**WRITTEN PROBLEM**
Copy out each line exactly as it appears.

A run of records
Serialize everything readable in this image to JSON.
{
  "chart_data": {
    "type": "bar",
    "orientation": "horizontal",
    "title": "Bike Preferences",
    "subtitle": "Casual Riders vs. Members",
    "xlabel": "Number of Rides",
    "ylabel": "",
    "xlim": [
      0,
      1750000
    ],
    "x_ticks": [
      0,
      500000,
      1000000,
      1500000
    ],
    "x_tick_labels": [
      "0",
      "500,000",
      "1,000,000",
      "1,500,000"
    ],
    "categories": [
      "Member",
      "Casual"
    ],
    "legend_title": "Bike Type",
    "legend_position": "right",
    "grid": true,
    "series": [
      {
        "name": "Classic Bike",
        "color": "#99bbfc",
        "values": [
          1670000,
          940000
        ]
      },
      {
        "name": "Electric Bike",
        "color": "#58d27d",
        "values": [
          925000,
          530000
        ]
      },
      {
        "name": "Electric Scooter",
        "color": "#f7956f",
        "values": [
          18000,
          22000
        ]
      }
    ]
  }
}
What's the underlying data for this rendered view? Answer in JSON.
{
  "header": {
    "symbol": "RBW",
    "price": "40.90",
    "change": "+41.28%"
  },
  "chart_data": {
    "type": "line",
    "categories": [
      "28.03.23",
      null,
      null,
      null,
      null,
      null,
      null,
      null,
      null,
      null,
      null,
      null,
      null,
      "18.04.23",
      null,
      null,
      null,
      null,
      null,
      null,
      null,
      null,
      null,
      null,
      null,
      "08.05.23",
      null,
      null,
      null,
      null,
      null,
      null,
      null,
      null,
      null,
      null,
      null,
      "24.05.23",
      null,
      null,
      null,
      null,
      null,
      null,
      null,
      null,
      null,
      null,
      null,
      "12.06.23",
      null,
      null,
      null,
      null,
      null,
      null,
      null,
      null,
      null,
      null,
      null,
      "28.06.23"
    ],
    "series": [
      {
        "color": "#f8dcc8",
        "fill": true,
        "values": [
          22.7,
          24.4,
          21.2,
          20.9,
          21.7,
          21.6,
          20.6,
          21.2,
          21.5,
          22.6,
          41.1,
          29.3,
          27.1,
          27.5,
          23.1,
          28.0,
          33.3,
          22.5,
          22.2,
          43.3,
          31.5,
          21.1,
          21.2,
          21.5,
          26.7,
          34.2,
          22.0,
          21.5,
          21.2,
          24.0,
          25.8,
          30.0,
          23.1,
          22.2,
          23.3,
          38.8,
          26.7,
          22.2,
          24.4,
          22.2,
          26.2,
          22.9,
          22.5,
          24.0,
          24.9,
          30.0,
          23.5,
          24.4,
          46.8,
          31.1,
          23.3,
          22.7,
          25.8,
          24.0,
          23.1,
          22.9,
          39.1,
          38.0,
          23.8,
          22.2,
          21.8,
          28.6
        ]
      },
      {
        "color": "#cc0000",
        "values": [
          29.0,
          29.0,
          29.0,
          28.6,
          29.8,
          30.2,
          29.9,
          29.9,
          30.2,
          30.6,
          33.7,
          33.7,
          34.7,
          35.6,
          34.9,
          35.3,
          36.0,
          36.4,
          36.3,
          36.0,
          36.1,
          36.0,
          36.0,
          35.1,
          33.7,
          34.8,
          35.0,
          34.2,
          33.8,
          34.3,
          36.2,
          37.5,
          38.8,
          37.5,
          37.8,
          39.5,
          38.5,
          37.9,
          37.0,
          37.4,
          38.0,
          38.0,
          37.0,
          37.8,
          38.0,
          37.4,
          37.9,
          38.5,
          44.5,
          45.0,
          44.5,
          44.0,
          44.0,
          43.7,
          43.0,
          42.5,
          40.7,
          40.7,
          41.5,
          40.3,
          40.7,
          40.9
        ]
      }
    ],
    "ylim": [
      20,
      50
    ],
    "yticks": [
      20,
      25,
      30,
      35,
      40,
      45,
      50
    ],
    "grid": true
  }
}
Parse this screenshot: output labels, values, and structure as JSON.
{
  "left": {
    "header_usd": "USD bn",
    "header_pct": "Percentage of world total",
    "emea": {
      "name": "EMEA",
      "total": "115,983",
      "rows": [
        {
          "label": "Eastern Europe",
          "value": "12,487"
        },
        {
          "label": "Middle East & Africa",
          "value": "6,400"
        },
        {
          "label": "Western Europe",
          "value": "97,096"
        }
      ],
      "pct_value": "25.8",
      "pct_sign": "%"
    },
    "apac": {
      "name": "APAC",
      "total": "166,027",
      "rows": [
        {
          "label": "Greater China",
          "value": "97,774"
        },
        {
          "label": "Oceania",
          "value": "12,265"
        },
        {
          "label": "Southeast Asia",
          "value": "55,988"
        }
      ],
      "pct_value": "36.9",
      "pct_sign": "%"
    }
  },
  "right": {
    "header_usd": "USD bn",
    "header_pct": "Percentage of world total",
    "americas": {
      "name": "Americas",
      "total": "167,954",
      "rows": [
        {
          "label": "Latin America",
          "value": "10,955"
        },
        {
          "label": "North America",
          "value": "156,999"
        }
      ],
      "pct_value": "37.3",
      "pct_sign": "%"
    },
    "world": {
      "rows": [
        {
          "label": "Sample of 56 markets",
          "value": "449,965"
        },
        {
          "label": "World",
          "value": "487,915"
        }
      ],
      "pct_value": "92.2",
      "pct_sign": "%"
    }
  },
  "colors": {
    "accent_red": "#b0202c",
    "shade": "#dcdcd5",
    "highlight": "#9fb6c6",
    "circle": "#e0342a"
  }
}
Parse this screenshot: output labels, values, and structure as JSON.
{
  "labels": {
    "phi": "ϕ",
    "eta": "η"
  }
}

**SOLUTION TO THE PROBLEM**
Serialize everything readable in this image to JSON.
{
  "chart_data": {
    "type": "bar",
    "orientation": "horizontal",
    "title": "Bike Preferences",
    "subtitle": "Casual Riders vs. Members",
    "xlabel": "Number of Rides",
    "ylabel": "",
    "xlim": [
      0,
      1750000
    ],
    "x_ticks": [
      0,
      500000,
      1000000,
      1500000
    ],
    "x_tick_labels": [
      "0",
      "500,000",
      "1,000,000",
      "1,500,000"
    ],
    "categories": [
      "Member",
      "Casual"
    ],
    "legend_title": "Bike Type",
    "legend_position": "right",
    "grid": true,
    "series": [
      {
        "name": "Classic Bike",
        "color": "#99bbfc",
        "values": [
          1670000,
          940000
        ]
      },
      {
        "name": "Electric Bike",
        "color": "#58d27d",
        "values": [
          925000,
          530000
        ]
      },
      {
        "name": "Electric Scooter",
        "color": "#f7956f",
        "values": [
          18000,
          22000
        ]
      }
    ]
  }
}
What's the underlying data for this rendered view? Answer in JSON.
{
  "header": {
    "symbol": "RBW",
    "price": "40.90",
    "change": "+41.28%"
  },
  "chart_data": {
    "type": "line",
    "categories": [
      "28.03.23",
      null,
      null,
      null,
      null,
      null,
      null,
      null,
      null,
      null,
      null,
      null,
      null,
      "18.04.23",
      null,
      null,
      null,
      null,
      null,
      null,
      null,
      null,
      null,
      null,
      null,
      "08.05.23",
      null,
      null,
      null,
      null,
      null,
      null,
      null,
      null,
      null,
      null,
      null,
      "24.05.23",
      null,
      null,
      null,
      null,
      null,
      null,
      null,
      null,
      null,
      null,
      null,
      "12.06.23",
      null,
      null,
      null,
      null,
      null,
      null,
      null,
      null,
      null,
      null,
      null,
      "28.06.23"
    ],
    "series": [
      {
        "color": "#f8dcc8",
        "fill": true,
        "values": [
          22.7,
          24.4,
          21.2,
          20.9,
          21.7,
          21.6,
          20.6,
          21.2,
          21.5,
          22.6,
          41.1,
          29.3,
          27.1,
          27.5,
          23.1,
          28.0,
          33.3,
          22.5,
          22.2,
          43.3,
          31.5,
          21.1,
          21.2,
          21.5,
          26.7,
          34.2,
          22.0,
          21.5,
          21.2,
          24.0,
          25.8,
          30.0,
          23.1,
          22.2,
          23.3,
          38.8,
          26.7,
          22.2,
          24.4,
          22.2,
          26.2,
          22.9,
          22.5,
          24.0,
          24.9,
          30.0,
          23.5,
          24.4,
          46.8,
          31.1,
          23.3,
          22.7,
          25.8,
          24.0,
          23.1,
          22.9,
          39.1,
          38.0,
          23.8,
          22.2,
          21.8,
          28.6
        ]
      },
      {
        "color": "#cc0000",
        "values": [
          29.0,
          29.0,
          29.0,
          28.6,
          29.8,
          30.2,
          29.9,
          29.9,
          30.2,
          30.6,
          33.7,
          33.7,
          34.7,
          35.6,
          34.9,
          35.3,
          36.0,
          36.4,
          36.3,
          36.0,
          36.1,
          36.0,
          36.0,
          35.1,
          33.7,
          34.8,
          35.0,
          34.2,
          33.8,
          34.3,
          36.2,
          37.5,
          38.8,
          37.5,
          37.8,
          39.5,
          38.5,
          37.9,
          37.0,
          37.4,
          38.0,
          38.0,
          37.0,
          37.8,
          38.0,
          37.4,
          37.9,
          38.5,
          44.5,
          45.0,
          44.5,
          44.0,
          44.0,
          43.7,
          43.0,
          42.5,
          40.7,
          40.7,
          41.5,
          40.3,
          40.7,
          40.9
        ]
      }
    ],
    "ylim": [
      20,
      50
    ],
    "yticks": [
      20,
      25,
      30,
      35,
      40,
      45,
      50
    ],
    "grid": true
  }
}
Parse this screenshot: output labels, values, and structure as JSON.
{
  "left": {
    "header_usd": "USD bn",
    "header_pct": "Percentage of world total",
    "emea": {
      "name": "EMEA",
      "total": "115,983",
      "rows": [
        {
          "label": "Eastern Europe",
          "value": "12,487"
        },
        {
          "label": "Middle East & Africa",
          "value": "6,400"
        },
        {
          "label": "Western Europe",
          "value": "97,096"
        }
      ],
      "pct_value": "25.8",
      "pct_sign": "%"
    },
    "apac": {
      "name": "APAC",
      "total": "166,027",
      "rows": [
        {
          "label": "Greater China",
          "value": "97,774"
        },
        {
          "label": "Oceania",
          "value": "12,265"
        },
        {
          "label": "Southeast Asia",
          "value": "55,988"
        }
      ],
      "pct_value": "36.9",
      "pct_sign": "%"
    }
  },
  "right": {
    "header_usd": "USD bn",
    "header_pct": "Percentage of world total",
    "americas": {
      "name": "Americas",
      "total": "167,954",
      "rows": [
        {
          "label": "Latin America",
          "value": "10,955"
        },
        {
          "label": "North America",
          "value": "156,999"
        }
      ],
      "pct_value": "37.3",
      "pct_sign": "%"
    },
    "world": {
      "rows": [
        {
          "label": "Sample of 56 markets",
          "value": "449,965"
        },
        {
          "label": "World",
          "value": "487,915"
        }
      ],
      "pct_value": "92.2",
      "pct_sign": "%"
    }
  },
  "colors": {
    "accent_red": "#b0202c",
    "shade": "#dcdcd5",
    "highlight": "#9fb6c6",
    "circle": "#e0342a"
  }
}
Parse this screenshot: output labels, values, and structure as JSON.
{
  "labels": {
    "phi": "ϕ",
    "eta": "η"
  }
}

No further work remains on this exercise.